TASK PROMPT - Reproduce each of these rows line for line, with no changes.
* START STORED RECORDS *
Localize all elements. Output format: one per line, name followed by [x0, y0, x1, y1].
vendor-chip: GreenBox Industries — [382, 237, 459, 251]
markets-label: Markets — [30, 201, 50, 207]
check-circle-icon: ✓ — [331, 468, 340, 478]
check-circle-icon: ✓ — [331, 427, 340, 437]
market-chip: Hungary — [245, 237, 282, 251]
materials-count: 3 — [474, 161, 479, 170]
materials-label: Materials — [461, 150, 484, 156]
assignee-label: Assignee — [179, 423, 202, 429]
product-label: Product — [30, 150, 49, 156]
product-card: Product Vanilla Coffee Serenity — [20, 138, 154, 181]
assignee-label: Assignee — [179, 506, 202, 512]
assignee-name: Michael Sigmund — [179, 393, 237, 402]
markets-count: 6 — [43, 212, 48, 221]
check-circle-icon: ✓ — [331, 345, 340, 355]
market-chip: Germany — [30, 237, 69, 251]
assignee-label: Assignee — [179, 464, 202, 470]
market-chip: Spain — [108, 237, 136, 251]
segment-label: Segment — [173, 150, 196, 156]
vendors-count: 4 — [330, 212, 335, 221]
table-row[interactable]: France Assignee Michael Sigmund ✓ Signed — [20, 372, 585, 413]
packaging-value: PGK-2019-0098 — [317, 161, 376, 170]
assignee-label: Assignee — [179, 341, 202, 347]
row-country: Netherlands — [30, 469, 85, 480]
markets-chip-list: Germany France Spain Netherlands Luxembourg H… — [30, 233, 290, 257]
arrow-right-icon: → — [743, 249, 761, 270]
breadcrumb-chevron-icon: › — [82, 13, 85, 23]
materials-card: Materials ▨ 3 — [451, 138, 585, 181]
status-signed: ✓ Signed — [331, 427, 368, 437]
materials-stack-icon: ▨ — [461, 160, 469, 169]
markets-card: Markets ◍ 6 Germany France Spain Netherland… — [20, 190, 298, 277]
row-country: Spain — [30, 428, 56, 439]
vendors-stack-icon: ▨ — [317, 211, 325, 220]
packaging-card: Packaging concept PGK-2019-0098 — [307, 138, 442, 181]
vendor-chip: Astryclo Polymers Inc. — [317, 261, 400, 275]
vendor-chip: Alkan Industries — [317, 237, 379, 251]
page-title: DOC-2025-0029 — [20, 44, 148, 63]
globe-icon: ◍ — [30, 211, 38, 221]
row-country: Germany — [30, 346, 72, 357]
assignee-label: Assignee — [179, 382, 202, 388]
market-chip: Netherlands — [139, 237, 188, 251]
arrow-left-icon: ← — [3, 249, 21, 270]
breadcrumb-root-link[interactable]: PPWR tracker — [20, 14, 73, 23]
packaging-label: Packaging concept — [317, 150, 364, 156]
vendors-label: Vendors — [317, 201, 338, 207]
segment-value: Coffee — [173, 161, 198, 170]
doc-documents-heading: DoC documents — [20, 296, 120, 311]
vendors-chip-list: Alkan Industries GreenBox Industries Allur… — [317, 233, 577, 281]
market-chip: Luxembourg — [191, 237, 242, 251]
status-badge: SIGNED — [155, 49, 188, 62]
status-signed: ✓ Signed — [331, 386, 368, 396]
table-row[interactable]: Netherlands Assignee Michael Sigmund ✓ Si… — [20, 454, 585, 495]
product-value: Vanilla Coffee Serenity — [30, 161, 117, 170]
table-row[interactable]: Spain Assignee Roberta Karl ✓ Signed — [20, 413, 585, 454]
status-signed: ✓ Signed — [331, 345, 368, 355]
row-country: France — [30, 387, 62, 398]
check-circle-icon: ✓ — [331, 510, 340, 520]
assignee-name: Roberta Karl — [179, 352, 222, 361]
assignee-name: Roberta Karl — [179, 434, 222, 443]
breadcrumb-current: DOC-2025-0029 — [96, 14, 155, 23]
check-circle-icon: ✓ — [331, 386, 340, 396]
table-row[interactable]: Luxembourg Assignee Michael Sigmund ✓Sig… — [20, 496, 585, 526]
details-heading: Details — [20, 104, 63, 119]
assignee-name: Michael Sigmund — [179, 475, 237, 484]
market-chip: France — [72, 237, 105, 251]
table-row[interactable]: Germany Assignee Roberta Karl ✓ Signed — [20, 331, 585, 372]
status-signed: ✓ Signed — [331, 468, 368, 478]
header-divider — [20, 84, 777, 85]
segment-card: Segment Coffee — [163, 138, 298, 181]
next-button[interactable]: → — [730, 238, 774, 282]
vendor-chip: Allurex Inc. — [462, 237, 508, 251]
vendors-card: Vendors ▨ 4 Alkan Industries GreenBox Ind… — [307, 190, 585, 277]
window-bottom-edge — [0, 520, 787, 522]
* END STORED RECORDS *
REPLY TO THE TASK -
Localize all elements. Output format: one per line, name followed by [x0, y0, x1, y1].
vendor-chip: GreenBox Industries — [382, 237, 459, 251]
markets-label: Markets — [30, 201, 50, 207]
check-circle-icon: ✓ — [331, 468, 340, 478]
check-circle-icon: ✓ — [331, 427, 340, 437]
market-chip: Hungary — [245, 237, 282, 251]
materials-count: 3 — [474, 161, 479, 170]
materials-label: Materials — [461, 150, 484, 156]
assignee-label: Assignee — [179, 423, 202, 429]
product-label: Product — [30, 150, 49, 156]
product-card: Product Vanilla Coffee Serenity — [20, 138, 154, 181]
assignee-label: Assignee — [179, 506, 202, 512]
assignee-name: Michael Sigmund — [179, 393, 237, 402]
markets-count: 6 — [43, 212, 48, 221]
check-circle-icon: ✓ — [331, 345, 340, 355]
market-chip: Germany — [30, 237, 69, 251]
assignee-label: Assignee — [179, 464, 202, 470]
market-chip: Spain — [108, 237, 136, 251]
segment-label: Segment — [173, 150, 196, 156]
vendors-count: 4 — [330, 212, 335, 221]
table-row[interactable]: France Assignee Michael Sigmund ✓ Signed — [20, 372, 585, 413]
packaging-value: PGK-2019-0098 — [317, 161, 376, 170]
assignee-label: Assignee — [179, 341, 202, 347]
row-country: Netherlands — [30, 469, 85, 480]
markets-chip-list: Germany France Spain Netherlands Luxembourg H… — [30, 233, 290, 257]
arrow-right-icon: → — [743, 249, 761, 270]
breadcrumb-chevron-icon: › — [82, 13, 85, 23]
materials-card: Materials ▨ 3 — [451, 138, 585, 181]
status-signed: ✓ Signed — [331, 427, 368, 437]
materials-stack-icon: ▨ — [461, 160, 469, 169]
markets-card: Markets ◍ 6 Germany France Spain Netherland… — [20, 190, 298, 277]
row-country: Spain — [30, 428, 56, 439]
vendors-stack-icon: ▨ — [317, 211, 325, 220]
packaging-card: Packaging concept PGK-2019-0098 — [307, 138, 442, 181]
vendor-chip: Astryclo Polymers Inc. — [317, 261, 400, 275]
vendor-chip: Alkan Industries — [317, 237, 379, 251]
page-title: DOC-2025-0029 — [20, 44, 148, 63]
globe-icon: ◍ — [30, 211, 38, 221]
row-country: Germany — [30, 346, 72, 357]
assignee-label: Assignee — [179, 382, 202, 388]
market-chip: Netherlands — [139, 237, 188, 251]
arrow-left-icon: ← — [3, 249, 21, 270]
breadcrumb-root-link[interactable]: PPWR tracker — [20, 14, 73, 23]
packaging-label: Packaging concept — [317, 150, 364, 156]
vendors-label: Vendors — [317, 201, 338, 207]
segment-value: Coffee — [173, 161, 198, 170]
doc-documents-heading: DoC documents — [20, 296, 120, 311]
vendors-chip-list: Alkan Industries GreenBox Industries Allur… — [317, 233, 577, 281]
market-chip: Luxembourg — [191, 237, 242, 251]
status-badge: SIGNED — [155, 49, 188, 62]
status-signed: ✓ Signed — [331, 386, 368, 396]
table-row[interactable]: Netherlands Assignee Michael Sigmund ✓ Si… — [20, 454, 585, 495]
product-value: Vanilla Coffee Serenity — [30, 161, 117, 170]
table-row[interactable]: Spain Assignee Roberta Karl ✓ Signed — [20, 413, 585, 454]
status-signed: ✓ Signed — [331, 345, 368, 355]
row-country: France — [30, 387, 62, 398]
check-circle-icon: ✓ — [331, 510, 340, 520]
assignee-name: Roberta Karl — [179, 352, 222, 361]
assignee-name: Roberta Karl — [179, 434, 222, 443]
breadcrumb-current: DOC-2025-0029 — [96, 14, 155, 23]
check-circle-icon: ✓ — [331, 386, 340, 396]
table-row[interactable]: Luxembourg Assignee Michael Sigmund ✓Sig… — [20, 496, 585, 526]
details-heading: Details — [20, 104, 63, 119]
assignee-name: Michael Sigmund — [179, 475, 237, 484]
market-chip: France — [72, 237, 105, 251]
table-row[interactable]: Germany Assignee Roberta Karl ✓ Signed — [20, 331, 585, 372]
status-signed: ✓ Signed — [331, 468, 368, 478]
header-divider — [20, 84, 777, 85]
segment-card: Segment Coffee — [163, 138, 298, 181]
next-button[interactable]: → — [730, 238, 774, 282]
vendor-chip: Allurex Inc. — [462, 237, 508, 251]
vendors-card: Vendors ▨ 4 Alkan Industries GreenBox Ind… — [307, 190, 585, 277]
window-bottom-edge — [0, 520, 787, 522]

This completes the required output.